# [Task description]
Copy, from the data below, every line that has "Total" in it.

** Given entries follows **

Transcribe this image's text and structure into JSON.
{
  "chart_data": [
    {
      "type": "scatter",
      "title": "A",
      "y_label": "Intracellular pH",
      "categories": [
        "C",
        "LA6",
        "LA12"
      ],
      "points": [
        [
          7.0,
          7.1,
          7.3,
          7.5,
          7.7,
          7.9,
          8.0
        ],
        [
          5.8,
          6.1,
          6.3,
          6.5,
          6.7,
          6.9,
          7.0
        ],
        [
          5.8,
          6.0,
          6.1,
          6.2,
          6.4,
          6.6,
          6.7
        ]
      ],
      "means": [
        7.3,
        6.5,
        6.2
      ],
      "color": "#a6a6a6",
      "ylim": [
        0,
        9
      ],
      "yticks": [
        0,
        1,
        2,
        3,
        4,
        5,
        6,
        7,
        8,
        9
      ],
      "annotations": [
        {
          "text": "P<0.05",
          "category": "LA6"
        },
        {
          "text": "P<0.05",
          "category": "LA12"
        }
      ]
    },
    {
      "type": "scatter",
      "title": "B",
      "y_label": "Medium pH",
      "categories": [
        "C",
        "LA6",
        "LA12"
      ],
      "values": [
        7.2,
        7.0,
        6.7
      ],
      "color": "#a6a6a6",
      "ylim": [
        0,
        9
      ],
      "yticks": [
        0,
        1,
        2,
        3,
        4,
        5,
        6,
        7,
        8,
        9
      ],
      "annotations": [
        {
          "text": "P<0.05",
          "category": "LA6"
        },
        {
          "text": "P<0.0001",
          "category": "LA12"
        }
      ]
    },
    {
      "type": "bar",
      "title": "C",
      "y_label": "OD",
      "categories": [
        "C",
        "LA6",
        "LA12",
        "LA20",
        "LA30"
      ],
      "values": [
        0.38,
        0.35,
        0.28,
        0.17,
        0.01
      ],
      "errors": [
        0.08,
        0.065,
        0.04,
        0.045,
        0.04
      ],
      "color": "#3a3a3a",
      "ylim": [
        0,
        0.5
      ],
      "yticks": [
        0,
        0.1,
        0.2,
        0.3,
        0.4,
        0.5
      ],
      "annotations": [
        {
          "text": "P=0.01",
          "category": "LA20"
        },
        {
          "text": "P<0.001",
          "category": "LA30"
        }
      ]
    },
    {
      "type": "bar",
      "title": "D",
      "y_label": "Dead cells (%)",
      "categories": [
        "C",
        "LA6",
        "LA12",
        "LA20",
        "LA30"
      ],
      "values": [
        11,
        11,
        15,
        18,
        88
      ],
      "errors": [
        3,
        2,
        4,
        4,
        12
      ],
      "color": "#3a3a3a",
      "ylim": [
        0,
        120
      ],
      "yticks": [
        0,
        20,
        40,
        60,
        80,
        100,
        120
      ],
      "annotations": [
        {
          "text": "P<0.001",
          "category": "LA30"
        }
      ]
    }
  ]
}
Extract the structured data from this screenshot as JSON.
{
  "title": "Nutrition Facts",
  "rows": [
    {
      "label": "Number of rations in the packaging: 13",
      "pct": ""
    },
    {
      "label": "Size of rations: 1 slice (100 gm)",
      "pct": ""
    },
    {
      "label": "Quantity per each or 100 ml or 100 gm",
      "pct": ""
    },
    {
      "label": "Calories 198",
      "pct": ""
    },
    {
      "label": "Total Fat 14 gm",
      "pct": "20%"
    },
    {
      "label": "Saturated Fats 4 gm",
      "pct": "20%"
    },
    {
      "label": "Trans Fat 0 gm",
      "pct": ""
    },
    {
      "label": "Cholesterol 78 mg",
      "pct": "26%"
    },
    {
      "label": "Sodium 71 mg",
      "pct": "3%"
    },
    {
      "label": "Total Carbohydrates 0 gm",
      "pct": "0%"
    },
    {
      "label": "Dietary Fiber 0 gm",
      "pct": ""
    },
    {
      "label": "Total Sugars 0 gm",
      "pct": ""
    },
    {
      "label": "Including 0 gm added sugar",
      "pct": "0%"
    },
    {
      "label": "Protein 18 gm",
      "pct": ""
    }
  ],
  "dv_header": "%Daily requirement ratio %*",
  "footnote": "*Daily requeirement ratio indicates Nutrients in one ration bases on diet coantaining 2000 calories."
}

** End of Given entries **

# [Expected answer]
      "label": "Total Fat 14 gm",
      "label": "Total Carbohydrates 0 gm",
      "label": "Total Sugars 0 gm",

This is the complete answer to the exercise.